*REQUIRED WORK*. Where the string "Cell" occurs in the material below, report the whole line.

======

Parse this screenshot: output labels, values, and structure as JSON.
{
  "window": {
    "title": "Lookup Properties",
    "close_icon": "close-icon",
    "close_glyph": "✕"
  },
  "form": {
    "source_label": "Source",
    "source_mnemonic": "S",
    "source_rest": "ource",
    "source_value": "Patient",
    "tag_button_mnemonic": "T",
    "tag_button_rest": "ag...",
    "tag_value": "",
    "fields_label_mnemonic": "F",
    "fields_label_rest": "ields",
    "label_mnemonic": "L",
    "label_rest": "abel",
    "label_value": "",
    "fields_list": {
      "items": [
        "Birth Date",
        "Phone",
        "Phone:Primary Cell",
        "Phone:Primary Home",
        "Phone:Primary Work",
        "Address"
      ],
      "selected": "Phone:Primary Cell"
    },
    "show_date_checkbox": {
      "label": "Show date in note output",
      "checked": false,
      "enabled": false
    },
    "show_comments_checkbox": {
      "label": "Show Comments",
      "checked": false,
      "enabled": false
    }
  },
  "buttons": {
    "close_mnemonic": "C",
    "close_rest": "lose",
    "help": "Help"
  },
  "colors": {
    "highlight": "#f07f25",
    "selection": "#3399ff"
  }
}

======

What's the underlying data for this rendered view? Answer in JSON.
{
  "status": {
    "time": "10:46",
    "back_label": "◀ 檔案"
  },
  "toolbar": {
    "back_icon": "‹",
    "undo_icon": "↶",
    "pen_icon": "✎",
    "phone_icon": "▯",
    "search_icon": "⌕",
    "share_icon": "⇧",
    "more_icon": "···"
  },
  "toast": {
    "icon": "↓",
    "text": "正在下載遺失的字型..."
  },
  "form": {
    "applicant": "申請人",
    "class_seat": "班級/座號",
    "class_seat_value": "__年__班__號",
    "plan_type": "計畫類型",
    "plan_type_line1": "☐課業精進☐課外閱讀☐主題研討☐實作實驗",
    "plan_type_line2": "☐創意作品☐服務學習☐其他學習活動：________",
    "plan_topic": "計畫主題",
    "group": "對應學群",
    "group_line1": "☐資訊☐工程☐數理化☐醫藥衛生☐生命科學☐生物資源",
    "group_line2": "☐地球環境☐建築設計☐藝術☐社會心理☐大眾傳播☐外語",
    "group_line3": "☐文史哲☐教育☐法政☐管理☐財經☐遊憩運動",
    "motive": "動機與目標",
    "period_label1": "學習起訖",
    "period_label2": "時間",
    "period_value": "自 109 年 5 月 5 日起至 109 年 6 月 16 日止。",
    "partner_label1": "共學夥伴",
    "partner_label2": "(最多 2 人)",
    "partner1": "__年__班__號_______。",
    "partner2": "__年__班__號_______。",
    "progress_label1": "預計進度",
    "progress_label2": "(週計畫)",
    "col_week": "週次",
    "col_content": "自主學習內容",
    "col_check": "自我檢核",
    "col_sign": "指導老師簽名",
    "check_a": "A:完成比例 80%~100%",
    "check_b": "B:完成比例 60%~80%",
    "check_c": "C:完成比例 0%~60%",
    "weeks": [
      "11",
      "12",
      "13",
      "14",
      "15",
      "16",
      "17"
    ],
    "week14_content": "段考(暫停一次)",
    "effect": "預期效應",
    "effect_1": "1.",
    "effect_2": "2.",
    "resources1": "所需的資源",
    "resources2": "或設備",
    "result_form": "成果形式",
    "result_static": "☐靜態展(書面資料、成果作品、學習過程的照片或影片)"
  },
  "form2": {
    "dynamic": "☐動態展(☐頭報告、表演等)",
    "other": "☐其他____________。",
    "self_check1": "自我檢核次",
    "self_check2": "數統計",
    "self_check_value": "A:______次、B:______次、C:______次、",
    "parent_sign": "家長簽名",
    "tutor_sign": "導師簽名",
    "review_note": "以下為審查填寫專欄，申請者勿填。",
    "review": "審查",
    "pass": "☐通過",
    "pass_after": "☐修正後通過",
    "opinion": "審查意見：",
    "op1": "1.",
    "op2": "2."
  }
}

======

*WRITTEN ANSWER*.
        "Phone:Primary Cell",
      "selected": "Phone:Primary Cell"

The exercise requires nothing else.